▶ **Exercise goal**
Reproduce all records verbatim.
········
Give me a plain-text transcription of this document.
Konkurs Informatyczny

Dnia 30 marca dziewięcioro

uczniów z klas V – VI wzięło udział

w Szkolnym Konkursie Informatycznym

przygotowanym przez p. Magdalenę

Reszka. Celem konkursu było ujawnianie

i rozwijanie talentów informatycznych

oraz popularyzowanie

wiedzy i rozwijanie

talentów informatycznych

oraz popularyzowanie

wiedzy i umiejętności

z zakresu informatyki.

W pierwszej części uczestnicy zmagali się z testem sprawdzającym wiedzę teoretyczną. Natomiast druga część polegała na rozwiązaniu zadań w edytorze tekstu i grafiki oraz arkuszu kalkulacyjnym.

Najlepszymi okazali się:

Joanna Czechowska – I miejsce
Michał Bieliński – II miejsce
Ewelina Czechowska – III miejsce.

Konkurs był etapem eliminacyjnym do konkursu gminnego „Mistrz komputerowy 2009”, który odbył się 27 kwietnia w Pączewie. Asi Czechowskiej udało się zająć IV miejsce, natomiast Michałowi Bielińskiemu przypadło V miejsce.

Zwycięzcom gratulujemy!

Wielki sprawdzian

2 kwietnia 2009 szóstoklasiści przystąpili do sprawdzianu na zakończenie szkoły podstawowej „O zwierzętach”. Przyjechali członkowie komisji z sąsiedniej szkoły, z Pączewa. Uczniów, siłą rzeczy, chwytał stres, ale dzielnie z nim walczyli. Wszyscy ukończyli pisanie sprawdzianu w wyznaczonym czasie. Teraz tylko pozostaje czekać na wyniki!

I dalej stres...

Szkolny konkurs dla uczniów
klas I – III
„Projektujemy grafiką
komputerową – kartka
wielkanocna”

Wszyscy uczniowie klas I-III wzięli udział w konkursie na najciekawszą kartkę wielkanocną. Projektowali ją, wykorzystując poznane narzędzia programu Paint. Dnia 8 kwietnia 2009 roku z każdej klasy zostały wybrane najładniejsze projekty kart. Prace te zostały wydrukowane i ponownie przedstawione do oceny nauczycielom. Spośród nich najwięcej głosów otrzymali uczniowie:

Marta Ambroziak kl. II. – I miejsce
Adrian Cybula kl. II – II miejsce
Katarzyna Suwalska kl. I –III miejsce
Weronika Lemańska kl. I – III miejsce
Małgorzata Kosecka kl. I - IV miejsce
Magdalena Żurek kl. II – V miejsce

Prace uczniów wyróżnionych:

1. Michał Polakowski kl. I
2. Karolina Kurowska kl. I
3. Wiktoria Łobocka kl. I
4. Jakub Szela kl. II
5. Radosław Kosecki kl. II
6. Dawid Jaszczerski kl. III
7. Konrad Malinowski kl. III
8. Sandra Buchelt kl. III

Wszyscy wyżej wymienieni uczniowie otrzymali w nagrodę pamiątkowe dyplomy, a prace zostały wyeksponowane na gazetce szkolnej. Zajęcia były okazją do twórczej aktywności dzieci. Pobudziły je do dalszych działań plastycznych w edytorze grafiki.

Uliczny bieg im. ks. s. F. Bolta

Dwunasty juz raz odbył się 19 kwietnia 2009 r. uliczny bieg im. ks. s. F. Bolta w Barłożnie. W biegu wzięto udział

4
········
▶ **Result for this task**
Give me a plain-text transcription of this document.
Konkurs Informatyczny

Dnia 30 marca dziewięcioro

uczniów z klas V – VI wzięło udział

w Szkolnym Konkursie Informatycznym

przygotowanym przez p. Magdalenę

Reszka. Celem konkursu było ujawnianie

i rozwijanie talentów informatycznych

oraz popularyzowanie

wiedzy i rozwijanie

talentów informatycznych

oraz popularyzowanie

wiedzy i umiejętności

z zakresu informatyki.

W pierwszej części uczestnicy zmagali się z testem sprawdzającym wiedzę teoretyczną. Natomiast druga część polegała na rozwiązaniu zadań w edytorze tekstu i grafiki oraz arkuszu kalkulacyjnym.

Najlepszymi okazali się:

Joanna Czechowska – I miejsce
Michał Bieliński – II miejsce
Ewelina Czechowska – III miejsce.

Konkurs był etapem eliminacyjnym do konkursu gminnego „Mistrz komputerowy 2009”, który odbył się 27 kwietnia w Pączewie. Asi Czechowskiej udało się zająć IV miejsce, natomiast Michałowi Bielińskiemu przypadło V miejsce.

Zwycięzcom gratulujemy!

Wielki sprawdzian

2 kwietnia 2009 szóstoklasiści przystąpili do sprawdzianu na zakończenie szkoły podstawowej „O zwierzętach”. Przyjechali członkowie komisji z sąsiedniej szkoły, z Pączewa. Uczniów, siłą rzeczy, chwytał stres, ale dzielnie z nim walczyli. Wszyscy ukończyli pisanie sprawdzianu w wyznaczonym czasie. Teraz tylko pozostaje czekać na wyniki!

I dalej stres...

Szkolny konkurs dla uczniów
klas I – III
„Projektujemy grafiką
komputerową – kartka
wielkanocna”

Wszyscy uczniowie klas I-III wzięli udział w konkursie na najciekawszą kartkę wielkanocną. Projektowali ją, wykorzystując poznane narzędzia programu Paint. Dnia 8 kwietnia 2009 roku z każdej klasy zostały wybrane najładniejsze projekty kart. Prace te zostały wydrukowane i ponownie przedstawione do oceny nauczycielom. Spośród nich najwięcej głosów otrzymali uczniowie:

Marta Ambroziak kl. II. – I miejsce
Adrian Cybula kl. II – II miejsce
Katarzyna Suwalska kl. I –III miejsce
Weronika Lemańska kl. I – III miejsce
Małgorzata Kosecka kl. I - IV miejsce
Magdalena Żurek kl. II – V miejsce

Prace uczniów wyróżnionych:

1. Michał Polakowski kl. I
2. Karolina Kurowska kl. I
3. Wiktoria Łobocka kl. I
4. Jakub Szela kl. II
5. Radosław Kosecki kl. II
6. Dawid Jaszczerski kl. III
7. Konrad Malinowski kl. III
8. Sandra Buchelt kl. III

Wszyscy wyżej wymienieni uczniowie otrzymali w nagrodę pamiątkowe dyplomy, a prace zostały wyeksponowane na gazetce szkolnej. Zajęcia były okazją do twórczej aktywności dzieci. Pobudziły je do dalszych działań plastycznych w edytorze grafiki.

Uliczny bieg im. ks. s. F. Bolta

Dwunasty juz raz odbył się 19 kwietnia 2009 r. uliczny bieg im. ks. s. F. Bolta w Barłożnie. W biegu wzięto udział

4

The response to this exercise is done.